DATA IN THIS EXERCISE:
>> Start

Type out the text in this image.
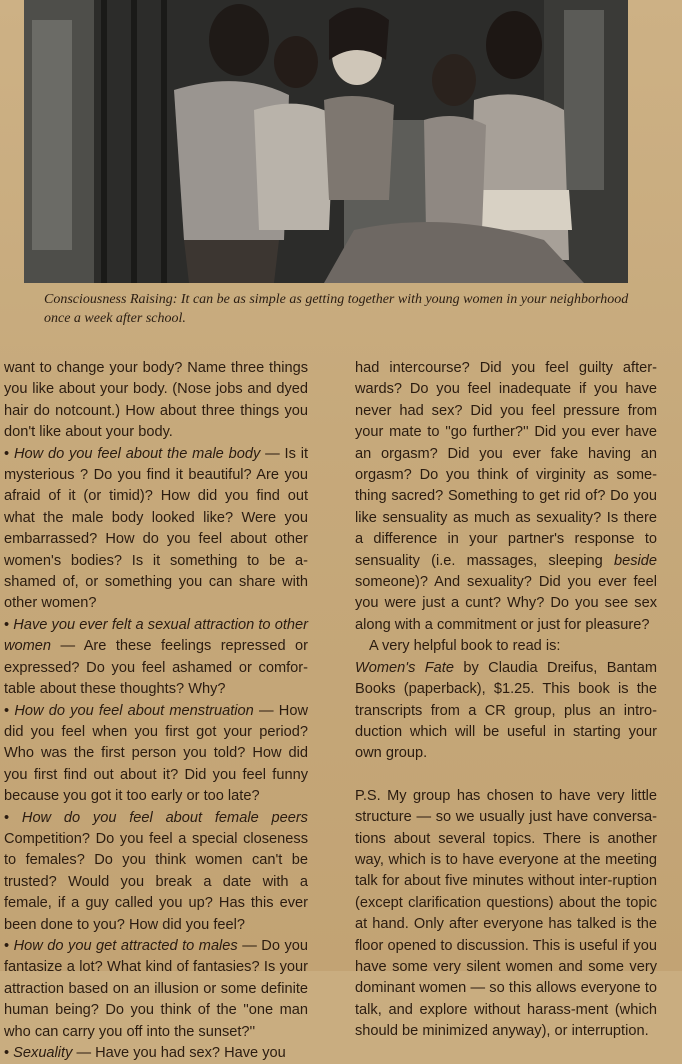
Consciousness Raising: It can be as simple as getting together with young women in your neighborhood once a week after school.

want to change your body? Name three things you like about your body. (Nose jobs and dyed hair do notcount.) How about three things you don't like about your body.

• How do you feel about the male body — Is it mysterious ? Do you find it beautiful? Are you afraid of it (or timid)? How did you find out what the male body looked like? Were you embarrassed? How do you feel about other women's bodies? Is it something to be a-shamed of, or something you can share with other women?

• Have you ever felt a sexual attraction to other women — Are these feelings repressed or expressed? Do you feel ashamed or comfor-table about these thoughts? Why?

• How do you feel about menstruation — How did you feel when you first got your period? Who was the first person you told? How did you first find out about it? Did you feel funny because you got it too early or too late?

• How do you feel about female peers Competition? Do you feel a special closeness to females? Do you think women can't be trusted? Would you break a date with a female, if a guy called you up? Has this ever been done to you? How did you feel?

• How do you get attracted to males — Do you fantasize a lot? What kind of fantasies? Is your attraction based on an illusion or some definite human being? Do you think of the ''one man who can carry you off into the sunset?''

• Sexuality — Have you had sex? Have you

had intercourse? Did you feel guilty after-wards? Do you feel inadequate if you have never had sex? Did you feel pressure from your mate to ''go further?'' Did you ever have an orgasm? Did you ever fake having an orgasm? Do you think of virginity as some-thing sacred? Something to get rid of? Do you like sensuality as much as sexuality? Is there a difference in your partner's response to sensuality (i.e. massages, sleeping beside someone)? And sexuality? Did you ever feel you were just a cunt? Why? Do you see sex along with a commitment or just for pleasure?

A very helpful book to read is:

Women's Fate by Claudia Dreifus, Bantam Books (paperback), $1.25. This book is the transcripts from a CR group, plus an intro-duction which will be useful in starting your own group.

P.S. My group has chosen to have very little structure — so we usually just have conversa-tions about several topics. There is another way, which is to have everyone at the meeting talk for about five minutes without inter-ruption (except clarification questions) about the topic at hand. Only after everyone has talked is the floor opened to discussion. This is useful if you have some very silent women and some very dominant women — so this allows everyone to talk, and explore without harass-ment (which should be minimized anyway), or interruption.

>> End

YOUR OBJECTIVE: Repeat each line of the records above exactly, but do not copy the pictures.

CORRECT ANSWER:
Type out the text in this image.
Consciousness Raising: It can be as simple as getting together with young women in your neighborhood once a week after school.

want to change your body? Name three things you like about your body. (Nose jobs and dyed hair do notcount.) How about three things you don't like about your body.

• How do you feel about the male body — Is it mysterious ? Do you find it beautiful? Are you afraid of it (or timid)? How did you find out what the male body looked like? Were you embarrassed? How do you feel about other women's bodies? Is it something to be a-shamed of, or something you can share with other women?

• Have you ever felt a sexual attraction to other women — Are these feelings repressed or expressed? Do you feel ashamed or comfor-table about these thoughts? Why?

• How do you feel about menstruation — How did you feel when you first got your period? Who was the first person you told? How did you first find out about it? Did you feel funny because you got it too early or too late?

• How do you feel about female peers Competition? Do you feel a special closeness to females? Do you think women can't be trusted? Would you break a date with a female, if a guy called you up? Has this ever been done to you? How did you feel?

• How do you get attracted to males — Do you fantasize a lot? What kind of fantasies? Is your attraction based on an illusion or some definite human being? Do you think of the ''one man who can carry you off into the sunset?''

• Sexuality — Have you had sex? Have you

had intercourse? Did you feel guilty after-wards? Do you feel inadequate if you have never had sex? Did you feel pressure from your mate to ''go further?'' Did you ever have an orgasm? Did you ever fake having an orgasm? Do you think of virginity as some-thing sacred? Something to get rid of? Do you like sensuality as much as sexuality? Is there a difference in your partner's response to sensuality (i.e. massages, sleeping beside someone)? And sexuality? Did you ever feel you were just a cunt? Why? Do you see sex along with a commitment or just for pleasure?

A very helpful book to read is:

Women's Fate by Claudia Dreifus, Bantam Books (paperback), $1.25. This book is the transcripts from a CR group, plus an intro-duction which will be useful in starting your own group.

P.S. My group has chosen to have very little structure — so we usually just have conversa-tions about several topics. There is another way, which is to have everyone at the meeting talk for about five minutes without inter-ruption (except clarification questions) about the topic at hand. Only after everyone has talked is the floor opened to discussion. This is useful if you have some very silent women and some very dominant women — so this allows everyone to talk, and explore without harass-ment (which should be minimized anyway), or interruption.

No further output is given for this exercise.